▼

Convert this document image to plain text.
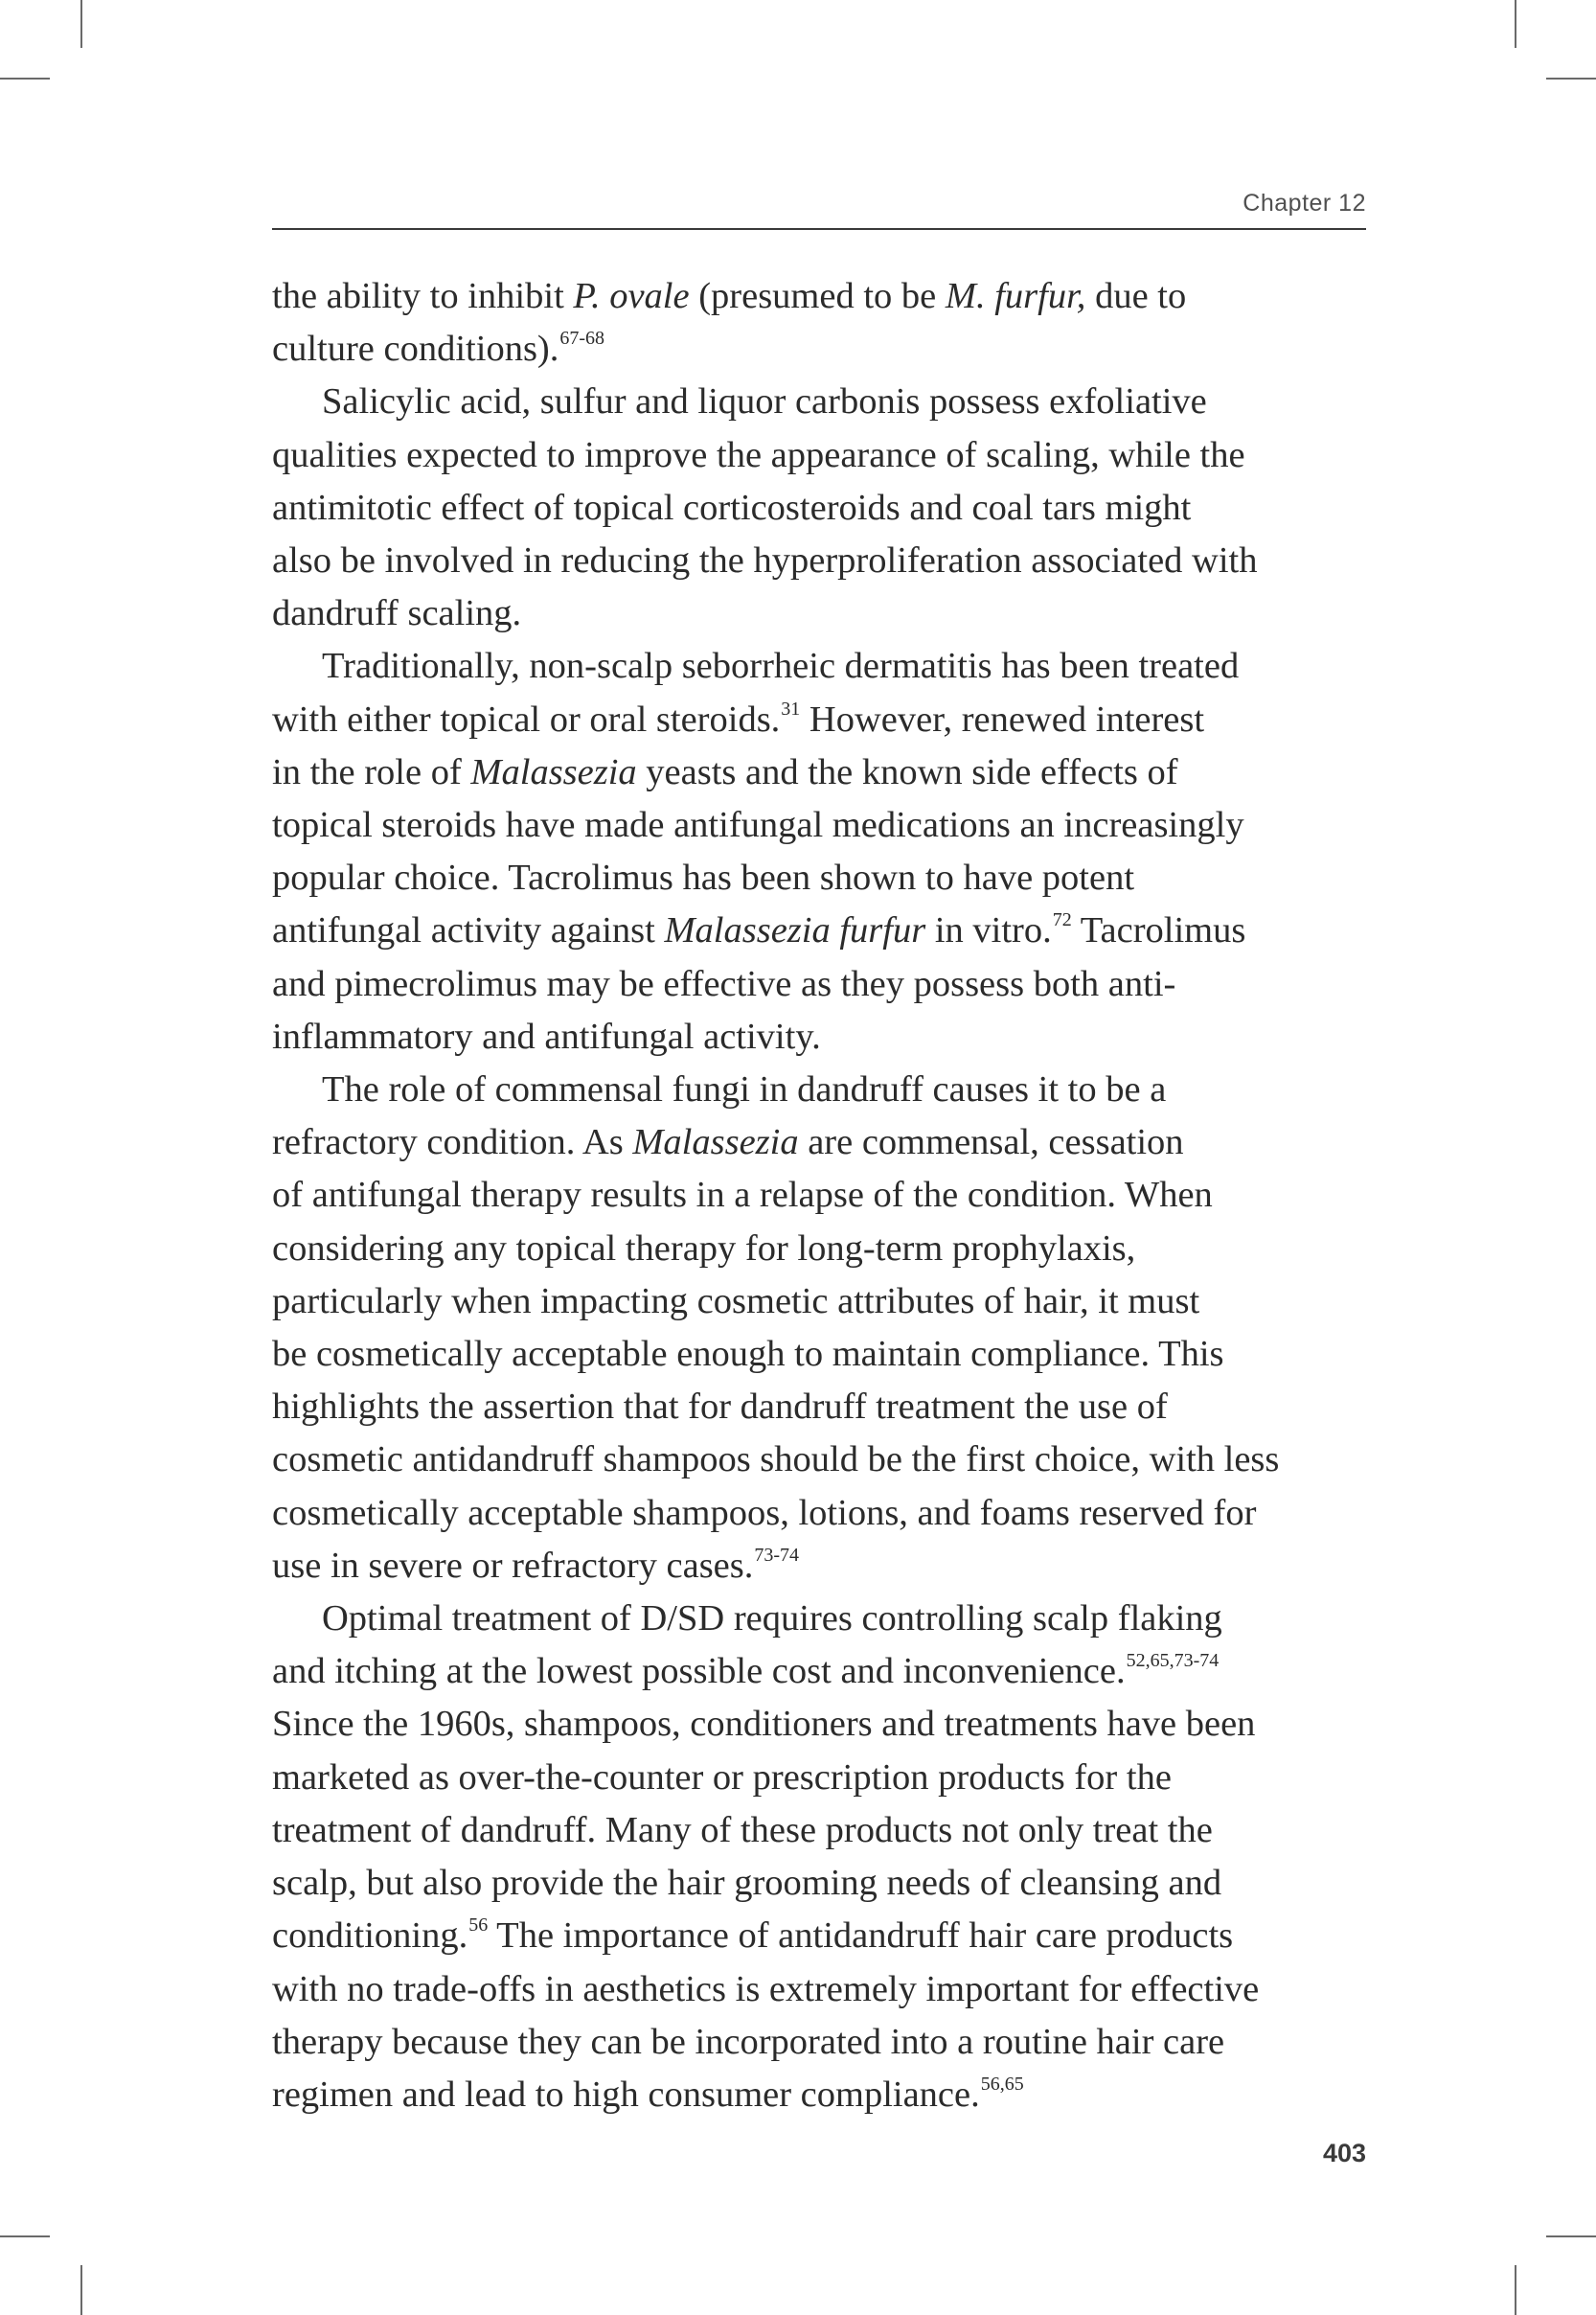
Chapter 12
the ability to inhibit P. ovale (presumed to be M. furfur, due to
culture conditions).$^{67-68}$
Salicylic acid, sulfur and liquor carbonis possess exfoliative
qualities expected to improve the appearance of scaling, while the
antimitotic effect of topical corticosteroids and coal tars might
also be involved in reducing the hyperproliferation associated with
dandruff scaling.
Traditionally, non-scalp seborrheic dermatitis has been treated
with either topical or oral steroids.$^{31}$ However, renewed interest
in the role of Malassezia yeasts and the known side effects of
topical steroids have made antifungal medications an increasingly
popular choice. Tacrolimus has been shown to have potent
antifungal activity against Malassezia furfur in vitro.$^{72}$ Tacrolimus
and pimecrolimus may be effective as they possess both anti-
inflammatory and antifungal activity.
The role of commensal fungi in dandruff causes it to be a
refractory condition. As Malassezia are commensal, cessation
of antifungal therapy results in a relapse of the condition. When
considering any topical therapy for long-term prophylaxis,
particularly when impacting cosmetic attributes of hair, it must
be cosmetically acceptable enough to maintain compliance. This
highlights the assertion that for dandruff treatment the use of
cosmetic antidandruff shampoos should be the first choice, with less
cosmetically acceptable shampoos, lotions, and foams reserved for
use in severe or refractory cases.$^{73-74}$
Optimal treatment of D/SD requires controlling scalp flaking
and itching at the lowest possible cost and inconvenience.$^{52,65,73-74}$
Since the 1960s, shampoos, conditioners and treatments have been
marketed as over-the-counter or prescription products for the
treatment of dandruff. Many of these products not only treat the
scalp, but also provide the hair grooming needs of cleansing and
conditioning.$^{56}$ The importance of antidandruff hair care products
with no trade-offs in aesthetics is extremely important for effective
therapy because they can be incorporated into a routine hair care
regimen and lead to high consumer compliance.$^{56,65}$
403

▲

_EXERCISE DETAILS_. Without the pictures, retype the whole of the material above exactly.

_RESPONSE TO THIS TASK_.
Convert this document image to plain text.
Chapter 12
the ability to inhibit P. ovale (presumed to be M. furfur, due to
culture conditions).$^{67-68}$
Salicylic acid, sulfur and liquor carbonis possess exfoliative
qualities expected to improve the appearance of scaling, while the
antimitotic effect of topical corticosteroids and coal tars might
also be involved in reducing the hyperproliferation associated with
dandruff scaling.
Traditionally, non-scalp seborrheic dermatitis has been treated
with either topical or oral steroids.$^{31}$ However, renewed interest
in the role of Malassezia yeasts and the known side effects of
topical steroids have made antifungal medications an increasingly
popular choice. Tacrolimus has been shown to have potent
antifungal activity against Malassezia furfur in vitro.$^{72}$ Tacrolimus
and pimecrolimus may be effective as they possess both anti-
inflammatory and antifungal activity.
The role of commensal fungi in dandruff causes it to be a
refractory condition. As Malassezia are commensal, cessation
of antifungal therapy results in a relapse of the condition. When
considering any topical therapy for long-term prophylaxis,
particularly when impacting cosmetic attributes of hair, it must
be cosmetically acceptable enough to maintain compliance. This
highlights the assertion that for dandruff treatment the use of
cosmetic antidandruff shampoos should be the first choice, with less
cosmetically acceptable shampoos, lotions, and foams reserved for
use in severe or refractory cases.$^{73-74}$
Optimal treatment of D/SD requires controlling scalp flaking
and itching at the lowest possible cost and inconvenience.$^{52,65,73-74}$
Since the 1960s, shampoos, conditioners and treatments have been
marketed as over-the-counter or prescription products for the
treatment of dandruff. Many of these products not only treat the
scalp, but also provide the hair grooming needs of cleansing and
conditioning.$^{56}$ The importance of antidandruff hair care products
with no trade-offs in aesthetics is extremely important for effective
therapy because they can be incorporated into a routine hair care
regimen and lead to high consumer compliance.$^{56,65}$
403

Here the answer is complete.